● **Problem description**
Repeat the material in full. Keep every line exactly as it is.

Data listing:
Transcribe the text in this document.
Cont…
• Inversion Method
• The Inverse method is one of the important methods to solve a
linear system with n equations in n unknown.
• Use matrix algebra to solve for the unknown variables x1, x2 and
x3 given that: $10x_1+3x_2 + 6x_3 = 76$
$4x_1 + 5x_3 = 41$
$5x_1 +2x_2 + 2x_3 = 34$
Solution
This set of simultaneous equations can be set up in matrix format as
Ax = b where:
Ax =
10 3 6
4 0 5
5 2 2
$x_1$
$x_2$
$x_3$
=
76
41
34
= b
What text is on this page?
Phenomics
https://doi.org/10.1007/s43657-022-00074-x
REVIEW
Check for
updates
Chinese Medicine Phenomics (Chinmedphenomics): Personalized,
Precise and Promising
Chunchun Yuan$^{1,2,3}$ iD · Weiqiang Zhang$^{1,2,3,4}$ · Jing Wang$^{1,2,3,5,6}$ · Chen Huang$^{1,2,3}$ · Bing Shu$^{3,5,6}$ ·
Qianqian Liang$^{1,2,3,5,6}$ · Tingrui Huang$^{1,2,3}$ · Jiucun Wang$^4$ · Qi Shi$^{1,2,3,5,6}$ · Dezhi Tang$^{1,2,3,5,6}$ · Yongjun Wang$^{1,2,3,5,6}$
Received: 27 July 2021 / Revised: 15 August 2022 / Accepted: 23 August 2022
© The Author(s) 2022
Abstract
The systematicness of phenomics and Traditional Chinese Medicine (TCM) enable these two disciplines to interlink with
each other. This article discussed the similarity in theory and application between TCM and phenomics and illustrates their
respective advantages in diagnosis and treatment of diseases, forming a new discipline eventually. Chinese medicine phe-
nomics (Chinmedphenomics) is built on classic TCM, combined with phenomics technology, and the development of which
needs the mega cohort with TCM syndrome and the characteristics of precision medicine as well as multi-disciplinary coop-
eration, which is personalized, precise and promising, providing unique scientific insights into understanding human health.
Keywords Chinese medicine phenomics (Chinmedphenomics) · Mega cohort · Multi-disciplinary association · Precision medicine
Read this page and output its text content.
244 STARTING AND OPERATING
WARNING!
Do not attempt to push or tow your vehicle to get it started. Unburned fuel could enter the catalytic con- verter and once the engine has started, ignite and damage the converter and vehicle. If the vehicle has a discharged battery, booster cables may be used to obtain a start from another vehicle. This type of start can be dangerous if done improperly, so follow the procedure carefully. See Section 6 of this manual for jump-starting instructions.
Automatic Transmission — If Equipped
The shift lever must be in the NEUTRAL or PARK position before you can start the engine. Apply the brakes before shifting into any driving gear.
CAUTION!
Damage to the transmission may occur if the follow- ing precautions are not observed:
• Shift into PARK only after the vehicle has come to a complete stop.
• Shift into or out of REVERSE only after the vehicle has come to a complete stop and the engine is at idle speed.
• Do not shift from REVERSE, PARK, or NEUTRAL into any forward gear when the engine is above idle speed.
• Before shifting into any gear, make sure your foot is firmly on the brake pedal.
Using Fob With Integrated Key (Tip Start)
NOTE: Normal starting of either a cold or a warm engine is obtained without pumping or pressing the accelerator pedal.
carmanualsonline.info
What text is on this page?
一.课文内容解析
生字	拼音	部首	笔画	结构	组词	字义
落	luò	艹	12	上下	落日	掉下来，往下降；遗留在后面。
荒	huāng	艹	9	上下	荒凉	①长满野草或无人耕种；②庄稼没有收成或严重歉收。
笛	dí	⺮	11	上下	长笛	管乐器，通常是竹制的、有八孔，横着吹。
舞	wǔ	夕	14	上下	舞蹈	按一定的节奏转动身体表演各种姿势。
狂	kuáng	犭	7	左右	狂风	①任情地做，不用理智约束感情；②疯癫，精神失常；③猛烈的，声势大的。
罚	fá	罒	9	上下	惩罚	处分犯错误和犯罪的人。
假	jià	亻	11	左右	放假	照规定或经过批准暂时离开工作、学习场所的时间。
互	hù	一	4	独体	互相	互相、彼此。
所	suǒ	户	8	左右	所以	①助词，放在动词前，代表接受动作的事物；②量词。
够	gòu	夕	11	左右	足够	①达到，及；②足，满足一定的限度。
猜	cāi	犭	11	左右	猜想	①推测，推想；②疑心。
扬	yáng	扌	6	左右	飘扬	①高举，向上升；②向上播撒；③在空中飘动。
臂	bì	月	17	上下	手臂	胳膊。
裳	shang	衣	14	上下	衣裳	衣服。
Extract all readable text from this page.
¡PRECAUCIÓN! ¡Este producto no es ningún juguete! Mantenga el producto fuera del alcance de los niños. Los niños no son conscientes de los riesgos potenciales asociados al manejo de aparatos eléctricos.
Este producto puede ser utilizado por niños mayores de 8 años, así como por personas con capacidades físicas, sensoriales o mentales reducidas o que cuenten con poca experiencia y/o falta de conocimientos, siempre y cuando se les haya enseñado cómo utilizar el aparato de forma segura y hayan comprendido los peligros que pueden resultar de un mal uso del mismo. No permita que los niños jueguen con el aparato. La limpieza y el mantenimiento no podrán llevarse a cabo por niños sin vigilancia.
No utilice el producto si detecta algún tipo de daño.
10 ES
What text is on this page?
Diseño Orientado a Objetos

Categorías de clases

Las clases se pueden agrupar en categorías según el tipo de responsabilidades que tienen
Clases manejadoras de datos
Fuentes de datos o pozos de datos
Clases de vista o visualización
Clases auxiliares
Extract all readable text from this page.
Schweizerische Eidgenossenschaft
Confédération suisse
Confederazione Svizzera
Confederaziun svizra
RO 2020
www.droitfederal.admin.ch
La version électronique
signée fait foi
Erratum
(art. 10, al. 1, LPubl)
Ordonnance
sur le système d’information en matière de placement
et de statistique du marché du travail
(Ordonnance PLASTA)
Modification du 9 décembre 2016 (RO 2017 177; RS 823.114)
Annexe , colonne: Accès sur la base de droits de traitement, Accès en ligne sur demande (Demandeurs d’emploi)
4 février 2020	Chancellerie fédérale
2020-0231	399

● **Solution**
Transcribe the text in this document.
Cont…
• Inversion Method
• The Inverse method is one of the important methods to solve a
linear system with n equations in n unknown.
• Use matrix algebra to solve for the unknown variables x1, x2 and
x3 given that: $10x_1+3x_2 + 6x_3 = 76$
$4x_1 + 5x_3 = 41$
$5x_1 +2x_2 + 2x_3 = 34$
Solution
This set of simultaneous equations can be set up in matrix format as
Ax = b where:
Ax =
10 3 6
4 0 5
5 2 2
$x_1$
$x_2$
$x_3$
=
76
41
34
= b
What text is on this page?
Phenomics
https://doi.org/10.1007/s43657-022-00074-x
REVIEW
Check for
updates
Chinese Medicine Phenomics (Chinmedphenomics): Personalized,
Precise and Promising
Chunchun Yuan$^{1,2,3}$ iD · Weiqiang Zhang$^{1,2,3,4}$ · Jing Wang$^{1,2,3,5,6}$ · Chen Huang$^{1,2,3}$ · Bing Shu$^{3,5,6}$ ·
Qianqian Liang$^{1,2,3,5,6}$ · Tingrui Huang$^{1,2,3}$ · Jiucun Wang$^4$ · Qi Shi$^{1,2,3,5,6}$ · Dezhi Tang$^{1,2,3,5,6}$ · Yongjun Wang$^{1,2,3,5,6}$
Received: 27 July 2021 / Revised: 15 August 2022 / Accepted: 23 August 2022
© The Author(s) 2022
Abstract
The systematicness of phenomics and Traditional Chinese Medicine (TCM) enable these two disciplines to interlink with
each other. This article discussed the similarity in theory and application between TCM and phenomics and illustrates their
respective advantages in diagnosis and treatment of diseases, forming a new discipline eventually. Chinese medicine phe-
nomics (Chinmedphenomics) is built on classic TCM, combined with phenomics technology, and the development of which
needs the mega cohort with TCM syndrome and the characteristics of precision medicine as well as multi-disciplinary coop-
eration, which is personalized, precise and promising, providing unique scientific insights into understanding human health.
Keywords Chinese medicine phenomics (Chinmedphenomics) · Mega cohort · Multi-disciplinary association · Precision medicine
Read this page and output its text content.
244 STARTING AND OPERATING
WARNING!
Do not attempt to push or tow your vehicle to get it started. Unburned fuel could enter the catalytic con- verter and once the engine has started, ignite and damage the converter and vehicle. If the vehicle has a discharged battery, booster cables may be used to obtain a start from another vehicle. This type of start can be dangerous if done improperly, so follow the procedure carefully. See Section 6 of this manual for jump-starting instructions.
Automatic Transmission — If Equipped
The shift lever must be in the NEUTRAL or PARK position before you can start the engine. Apply the brakes before shifting into any driving gear.
CAUTION!
Damage to the transmission may occur if the follow- ing precautions are not observed:
• Shift into PARK only after the vehicle has come to a complete stop.
• Shift into or out of REVERSE only after the vehicle has come to a complete stop and the engine is at idle speed.
• Do not shift from REVERSE, PARK, or NEUTRAL into any forward gear when the engine is above idle speed.
• Before shifting into any gear, make sure your foot is firmly on the brake pedal.
Using Fob With Integrated Key (Tip Start)
NOTE: Normal starting of either a cold or a warm engine is obtained without pumping or pressing the accelerator pedal.
carmanualsonline.info
What text is on this page?
一.课文内容解析
生字	拼音	部首	笔画	结构	组词	字义
落	luò	艹	12	上下	落日	掉下来，往下降；遗留在后面。
荒	huāng	艹	9	上下	荒凉	①长满野草或无人耕种；②庄稼没有收成或严重歉收。
笛	dí	⺮	11	上下	长笛	管乐器，通常是竹制的、有八孔，横着吹。
舞	wǔ	夕	14	上下	舞蹈	按一定的节奏转动身体表演各种姿势。
狂	kuáng	犭	7	左右	狂风	①任情地做，不用理智约束感情；②疯癫，精神失常；③猛烈的，声势大的。
罚	fá	罒	9	上下	惩罚	处分犯错误和犯罪的人。
假	jià	亻	11	左右	放假	照规定或经过批准暂时离开工作、学习场所的时间。
互	hù	一	4	独体	互相	互相、彼此。
所	suǒ	户	8	左右	所以	①助词，放在动词前，代表接受动作的事物；②量词。
够	gòu	夕	11	左右	足够	①达到，及；②足，满足一定的限度。
猜	cāi	犭	11	左右	猜想	①推测，推想；②疑心。
扬	yáng	扌	6	左右	飘扬	①高举，向上升；②向上播撒；③在空中飘动。
臂	bì	月	17	上下	手臂	胳膊。
裳	shang	衣	14	上下	衣裳	衣服。
Extract all readable text from this page.
¡PRECAUCIÓN! ¡Este producto no es ningún juguete! Mantenga el producto fuera del alcance de los niños. Los niños no son conscientes de los riesgos potenciales asociados al manejo de aparatos eléctricos.
Este producto puede ser utilizado por niños mayores de 8 años, así como por personas con capacidades físicas, sensoriales o mentales reducidas o que cuenten con poca experiencia y/o falta de conocimientos, siempre y cuando se les haya enseñado cómo utilizar el aparato de forma segura y hayan comprendido los peligros que pueden resultar de un mal uso del mismo. No permita que los niños jueguen con el aparato. La limpieza y el mantenimiento no podrán llevarse a cabo por niños sin vigilancia.
No utilice el producto si detecta algún tipo de daño.
10 ES
What text is on this page?
Diseño Orientado a Objetos

Categorías de clases

Las clases se pueden agrupar en categorías según el tipo de responsabilidades que tienen
Clases manejadoras de datos
Fuentes de datos o pozos de datos
Clases de vista o visualización
Clases auxiliares
Extract all readable text from this page.
Schweizerische Eidgenossenschaft
Confédération suisse
Confederazione Svizzera
Confederaziun svizra
RO 2020
www.droitfederal.admin.ch
La version électronique
signée fait foi
Erratum
(art. 10, al. 1, LPubl)
Ordonnance
sur le système d’information en matière de placement
et de statistique du marché du travail
(Ordonnance PLASTA)
Modification du 9 décembre 2016 (RO 2017 177; RS 823.114)
Annexe , colonne: Accès sur la base de droits de traitement, Accès en ligne sur demande (Demandeurs d’emploi)
4 février 2020	Chancellerie fédérale
2020-0231	399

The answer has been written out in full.